YOUR TASK
All lines in which the word "files" occurs are to be extracted.

--------------------------------------------------

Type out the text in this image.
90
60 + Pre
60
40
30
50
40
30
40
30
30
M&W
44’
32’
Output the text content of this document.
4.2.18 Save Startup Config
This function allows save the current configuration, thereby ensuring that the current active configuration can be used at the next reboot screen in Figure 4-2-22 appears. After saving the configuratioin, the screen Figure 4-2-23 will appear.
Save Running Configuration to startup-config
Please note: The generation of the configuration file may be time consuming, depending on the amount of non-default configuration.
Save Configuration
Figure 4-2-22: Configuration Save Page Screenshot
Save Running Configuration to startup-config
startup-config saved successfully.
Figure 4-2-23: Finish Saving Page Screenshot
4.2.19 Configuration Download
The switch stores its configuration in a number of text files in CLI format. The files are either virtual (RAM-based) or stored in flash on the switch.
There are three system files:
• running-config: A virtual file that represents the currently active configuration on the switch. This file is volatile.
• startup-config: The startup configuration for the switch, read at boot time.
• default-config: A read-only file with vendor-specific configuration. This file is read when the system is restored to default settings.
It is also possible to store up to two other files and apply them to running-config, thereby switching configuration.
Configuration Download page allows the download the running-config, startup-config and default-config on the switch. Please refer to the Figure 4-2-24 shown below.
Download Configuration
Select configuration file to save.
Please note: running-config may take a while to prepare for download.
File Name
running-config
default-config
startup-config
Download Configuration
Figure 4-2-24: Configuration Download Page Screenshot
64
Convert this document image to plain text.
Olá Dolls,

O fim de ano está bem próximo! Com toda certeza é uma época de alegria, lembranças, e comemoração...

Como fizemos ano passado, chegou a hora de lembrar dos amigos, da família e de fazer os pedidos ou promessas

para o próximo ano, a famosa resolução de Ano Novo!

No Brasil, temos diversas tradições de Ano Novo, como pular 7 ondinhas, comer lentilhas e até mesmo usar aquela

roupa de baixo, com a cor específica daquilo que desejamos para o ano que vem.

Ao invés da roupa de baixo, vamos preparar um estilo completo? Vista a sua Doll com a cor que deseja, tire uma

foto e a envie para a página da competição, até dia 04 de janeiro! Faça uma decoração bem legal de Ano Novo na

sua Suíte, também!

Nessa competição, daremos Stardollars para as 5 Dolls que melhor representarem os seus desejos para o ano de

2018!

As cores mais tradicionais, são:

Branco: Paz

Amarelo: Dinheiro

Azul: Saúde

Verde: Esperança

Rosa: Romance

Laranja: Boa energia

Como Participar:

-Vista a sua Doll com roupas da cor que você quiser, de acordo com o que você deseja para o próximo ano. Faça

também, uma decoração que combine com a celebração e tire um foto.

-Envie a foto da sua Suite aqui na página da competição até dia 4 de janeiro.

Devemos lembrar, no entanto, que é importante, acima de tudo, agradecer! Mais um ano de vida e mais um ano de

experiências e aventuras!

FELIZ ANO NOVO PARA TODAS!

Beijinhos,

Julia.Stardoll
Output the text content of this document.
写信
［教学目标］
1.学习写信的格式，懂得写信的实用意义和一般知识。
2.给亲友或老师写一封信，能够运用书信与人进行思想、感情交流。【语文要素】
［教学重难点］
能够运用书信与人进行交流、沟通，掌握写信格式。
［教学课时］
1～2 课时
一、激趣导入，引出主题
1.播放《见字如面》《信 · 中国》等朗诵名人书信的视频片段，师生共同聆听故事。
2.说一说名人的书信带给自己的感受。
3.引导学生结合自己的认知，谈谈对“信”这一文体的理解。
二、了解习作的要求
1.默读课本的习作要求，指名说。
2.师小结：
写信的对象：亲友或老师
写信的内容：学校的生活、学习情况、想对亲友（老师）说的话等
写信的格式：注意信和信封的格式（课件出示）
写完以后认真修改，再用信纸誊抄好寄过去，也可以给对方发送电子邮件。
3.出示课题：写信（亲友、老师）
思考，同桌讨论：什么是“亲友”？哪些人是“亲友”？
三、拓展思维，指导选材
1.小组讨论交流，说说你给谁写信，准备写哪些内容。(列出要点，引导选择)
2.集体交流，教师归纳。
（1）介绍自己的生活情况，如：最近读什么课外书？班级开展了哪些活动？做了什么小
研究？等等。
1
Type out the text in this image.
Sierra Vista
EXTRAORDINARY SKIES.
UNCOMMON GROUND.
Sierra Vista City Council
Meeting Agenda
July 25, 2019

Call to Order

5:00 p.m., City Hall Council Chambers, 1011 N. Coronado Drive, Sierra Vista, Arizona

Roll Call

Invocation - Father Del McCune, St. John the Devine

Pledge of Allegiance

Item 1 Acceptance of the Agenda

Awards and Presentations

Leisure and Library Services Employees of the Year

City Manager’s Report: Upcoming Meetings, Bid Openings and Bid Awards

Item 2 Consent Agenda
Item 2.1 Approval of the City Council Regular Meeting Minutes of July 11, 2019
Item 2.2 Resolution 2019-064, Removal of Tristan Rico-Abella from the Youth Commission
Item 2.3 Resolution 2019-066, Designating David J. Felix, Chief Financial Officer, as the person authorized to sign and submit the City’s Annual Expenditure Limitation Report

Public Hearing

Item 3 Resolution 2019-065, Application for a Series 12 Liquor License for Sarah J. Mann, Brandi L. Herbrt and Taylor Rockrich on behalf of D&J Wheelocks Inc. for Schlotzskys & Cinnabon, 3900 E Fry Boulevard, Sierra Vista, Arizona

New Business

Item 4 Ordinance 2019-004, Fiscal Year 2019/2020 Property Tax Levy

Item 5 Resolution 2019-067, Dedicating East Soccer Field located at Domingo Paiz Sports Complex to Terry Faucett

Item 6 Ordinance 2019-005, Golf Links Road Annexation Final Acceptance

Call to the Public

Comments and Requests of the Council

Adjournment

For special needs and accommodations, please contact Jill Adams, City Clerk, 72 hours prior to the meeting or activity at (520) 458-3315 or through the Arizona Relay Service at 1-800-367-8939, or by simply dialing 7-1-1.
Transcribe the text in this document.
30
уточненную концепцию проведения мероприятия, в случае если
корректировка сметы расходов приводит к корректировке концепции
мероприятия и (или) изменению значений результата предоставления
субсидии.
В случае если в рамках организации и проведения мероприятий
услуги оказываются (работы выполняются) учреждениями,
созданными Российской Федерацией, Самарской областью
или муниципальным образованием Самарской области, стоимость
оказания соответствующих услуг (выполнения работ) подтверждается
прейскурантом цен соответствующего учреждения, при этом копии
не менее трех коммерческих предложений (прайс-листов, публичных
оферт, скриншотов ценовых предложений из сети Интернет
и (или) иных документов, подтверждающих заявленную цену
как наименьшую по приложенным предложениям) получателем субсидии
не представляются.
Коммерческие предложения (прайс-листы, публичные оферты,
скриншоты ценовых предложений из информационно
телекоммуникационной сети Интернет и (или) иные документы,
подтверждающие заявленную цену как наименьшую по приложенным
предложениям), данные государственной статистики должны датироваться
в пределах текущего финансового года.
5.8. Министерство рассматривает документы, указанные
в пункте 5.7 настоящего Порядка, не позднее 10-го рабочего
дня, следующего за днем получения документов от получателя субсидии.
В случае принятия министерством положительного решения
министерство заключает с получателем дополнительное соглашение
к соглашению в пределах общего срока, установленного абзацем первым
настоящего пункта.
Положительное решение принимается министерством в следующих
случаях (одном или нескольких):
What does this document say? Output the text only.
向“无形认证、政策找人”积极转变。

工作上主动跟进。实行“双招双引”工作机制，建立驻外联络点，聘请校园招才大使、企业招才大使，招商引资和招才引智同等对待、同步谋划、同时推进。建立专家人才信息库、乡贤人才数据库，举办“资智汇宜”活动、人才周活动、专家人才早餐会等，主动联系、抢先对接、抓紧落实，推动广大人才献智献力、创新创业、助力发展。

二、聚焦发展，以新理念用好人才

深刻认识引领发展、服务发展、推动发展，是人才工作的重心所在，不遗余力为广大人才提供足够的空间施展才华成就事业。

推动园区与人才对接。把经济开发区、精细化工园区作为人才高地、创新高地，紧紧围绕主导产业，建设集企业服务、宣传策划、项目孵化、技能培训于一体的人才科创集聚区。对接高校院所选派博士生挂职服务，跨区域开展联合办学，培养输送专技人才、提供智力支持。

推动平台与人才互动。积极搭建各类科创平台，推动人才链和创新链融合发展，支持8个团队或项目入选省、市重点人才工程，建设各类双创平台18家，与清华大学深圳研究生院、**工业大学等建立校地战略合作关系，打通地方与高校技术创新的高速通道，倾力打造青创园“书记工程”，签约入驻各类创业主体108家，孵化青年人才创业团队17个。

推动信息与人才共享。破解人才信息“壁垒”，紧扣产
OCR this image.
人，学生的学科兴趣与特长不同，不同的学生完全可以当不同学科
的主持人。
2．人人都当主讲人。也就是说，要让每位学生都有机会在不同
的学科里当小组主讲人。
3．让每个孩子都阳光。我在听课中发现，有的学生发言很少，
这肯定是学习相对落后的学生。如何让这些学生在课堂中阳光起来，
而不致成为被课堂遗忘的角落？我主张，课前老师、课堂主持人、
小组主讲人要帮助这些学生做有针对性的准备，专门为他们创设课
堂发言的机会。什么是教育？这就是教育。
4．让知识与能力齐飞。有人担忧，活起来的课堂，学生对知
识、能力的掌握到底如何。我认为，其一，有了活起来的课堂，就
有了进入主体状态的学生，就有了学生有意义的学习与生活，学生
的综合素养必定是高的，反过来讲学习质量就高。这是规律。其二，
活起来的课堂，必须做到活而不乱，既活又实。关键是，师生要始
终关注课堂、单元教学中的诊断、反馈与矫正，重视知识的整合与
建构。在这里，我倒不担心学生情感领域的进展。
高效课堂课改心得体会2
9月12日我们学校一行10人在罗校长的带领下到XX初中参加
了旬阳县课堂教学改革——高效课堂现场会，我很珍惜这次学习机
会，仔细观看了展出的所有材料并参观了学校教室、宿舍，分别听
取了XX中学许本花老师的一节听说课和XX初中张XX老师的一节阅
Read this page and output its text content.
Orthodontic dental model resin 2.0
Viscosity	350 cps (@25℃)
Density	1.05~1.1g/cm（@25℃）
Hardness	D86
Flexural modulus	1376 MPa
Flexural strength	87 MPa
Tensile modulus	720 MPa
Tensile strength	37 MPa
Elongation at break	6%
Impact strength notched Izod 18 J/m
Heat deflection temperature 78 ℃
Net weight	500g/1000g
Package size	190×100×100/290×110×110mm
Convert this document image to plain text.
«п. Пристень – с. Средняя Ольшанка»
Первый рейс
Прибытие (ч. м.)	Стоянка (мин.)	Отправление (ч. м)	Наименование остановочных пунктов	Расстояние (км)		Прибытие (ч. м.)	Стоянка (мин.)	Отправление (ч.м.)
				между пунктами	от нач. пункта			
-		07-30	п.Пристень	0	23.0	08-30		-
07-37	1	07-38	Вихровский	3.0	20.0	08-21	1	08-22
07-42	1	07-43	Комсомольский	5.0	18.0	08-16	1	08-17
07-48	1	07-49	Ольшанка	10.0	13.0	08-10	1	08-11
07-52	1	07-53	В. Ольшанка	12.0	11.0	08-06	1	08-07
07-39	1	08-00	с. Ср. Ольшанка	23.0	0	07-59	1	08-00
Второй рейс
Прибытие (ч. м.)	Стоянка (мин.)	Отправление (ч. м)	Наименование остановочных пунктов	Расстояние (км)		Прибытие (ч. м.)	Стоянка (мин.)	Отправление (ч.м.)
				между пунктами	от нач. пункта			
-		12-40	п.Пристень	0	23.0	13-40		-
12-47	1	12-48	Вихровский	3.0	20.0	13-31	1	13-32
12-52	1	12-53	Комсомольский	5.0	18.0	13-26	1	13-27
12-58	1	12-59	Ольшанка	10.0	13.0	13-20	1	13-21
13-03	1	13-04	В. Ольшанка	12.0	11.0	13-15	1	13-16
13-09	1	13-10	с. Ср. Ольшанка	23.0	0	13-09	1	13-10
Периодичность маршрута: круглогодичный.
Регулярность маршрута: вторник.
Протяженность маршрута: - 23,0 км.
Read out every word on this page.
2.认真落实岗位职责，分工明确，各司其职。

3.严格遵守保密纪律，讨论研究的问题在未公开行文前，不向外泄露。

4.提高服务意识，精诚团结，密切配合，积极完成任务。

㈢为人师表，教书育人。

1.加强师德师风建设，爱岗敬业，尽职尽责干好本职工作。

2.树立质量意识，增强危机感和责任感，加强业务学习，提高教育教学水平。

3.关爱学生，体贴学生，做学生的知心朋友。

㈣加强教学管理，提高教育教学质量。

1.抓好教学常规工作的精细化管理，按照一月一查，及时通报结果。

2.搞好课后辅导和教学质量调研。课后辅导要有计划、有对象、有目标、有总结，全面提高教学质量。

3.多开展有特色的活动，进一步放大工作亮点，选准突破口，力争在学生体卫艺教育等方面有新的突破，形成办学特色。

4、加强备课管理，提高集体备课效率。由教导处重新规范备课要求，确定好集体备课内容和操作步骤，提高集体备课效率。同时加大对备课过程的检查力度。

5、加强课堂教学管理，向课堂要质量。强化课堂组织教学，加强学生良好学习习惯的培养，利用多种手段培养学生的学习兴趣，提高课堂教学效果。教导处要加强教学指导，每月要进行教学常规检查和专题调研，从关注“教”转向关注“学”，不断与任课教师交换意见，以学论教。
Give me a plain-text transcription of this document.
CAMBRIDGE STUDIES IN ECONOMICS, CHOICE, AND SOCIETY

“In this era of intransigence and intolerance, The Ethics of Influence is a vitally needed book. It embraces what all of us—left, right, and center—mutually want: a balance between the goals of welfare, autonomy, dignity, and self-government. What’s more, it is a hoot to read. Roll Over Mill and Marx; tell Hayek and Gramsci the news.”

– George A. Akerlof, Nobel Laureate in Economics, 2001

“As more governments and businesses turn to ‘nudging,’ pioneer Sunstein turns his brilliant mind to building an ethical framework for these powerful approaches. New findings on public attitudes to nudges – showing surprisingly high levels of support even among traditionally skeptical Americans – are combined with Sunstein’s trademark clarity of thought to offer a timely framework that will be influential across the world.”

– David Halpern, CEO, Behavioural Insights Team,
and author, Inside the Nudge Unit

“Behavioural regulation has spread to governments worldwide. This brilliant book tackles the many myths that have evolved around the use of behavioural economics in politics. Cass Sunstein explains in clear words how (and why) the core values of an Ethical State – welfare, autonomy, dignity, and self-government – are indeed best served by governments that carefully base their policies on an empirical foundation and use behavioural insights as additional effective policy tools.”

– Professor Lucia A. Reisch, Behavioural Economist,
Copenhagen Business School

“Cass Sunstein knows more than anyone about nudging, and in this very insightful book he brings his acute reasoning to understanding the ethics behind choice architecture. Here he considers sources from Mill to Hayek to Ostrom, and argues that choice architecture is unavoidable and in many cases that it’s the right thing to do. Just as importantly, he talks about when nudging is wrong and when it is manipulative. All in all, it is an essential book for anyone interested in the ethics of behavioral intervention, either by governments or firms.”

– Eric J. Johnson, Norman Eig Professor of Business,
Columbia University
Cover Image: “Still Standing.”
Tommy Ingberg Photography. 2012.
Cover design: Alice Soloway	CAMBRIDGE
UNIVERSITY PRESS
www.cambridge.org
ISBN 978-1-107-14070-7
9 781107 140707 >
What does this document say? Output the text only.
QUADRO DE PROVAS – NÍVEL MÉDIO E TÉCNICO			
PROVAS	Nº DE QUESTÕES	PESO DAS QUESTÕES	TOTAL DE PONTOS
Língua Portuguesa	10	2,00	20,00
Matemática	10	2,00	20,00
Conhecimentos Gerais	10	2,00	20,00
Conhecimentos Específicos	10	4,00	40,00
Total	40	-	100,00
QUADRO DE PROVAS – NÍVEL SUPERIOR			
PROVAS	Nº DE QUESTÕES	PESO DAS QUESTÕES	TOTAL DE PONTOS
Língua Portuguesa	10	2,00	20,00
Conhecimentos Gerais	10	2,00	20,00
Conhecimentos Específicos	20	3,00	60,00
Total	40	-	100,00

--------------------------------------------------

EXPECTED ANSWER
The switch stores its configuration in a number of text files in CLI format. The files are either virtual (RAM-based) or stored in flash on the switch.
There are three system files:
It is also possible to store up to two other files and apply them to running-config, thereby switching configuration.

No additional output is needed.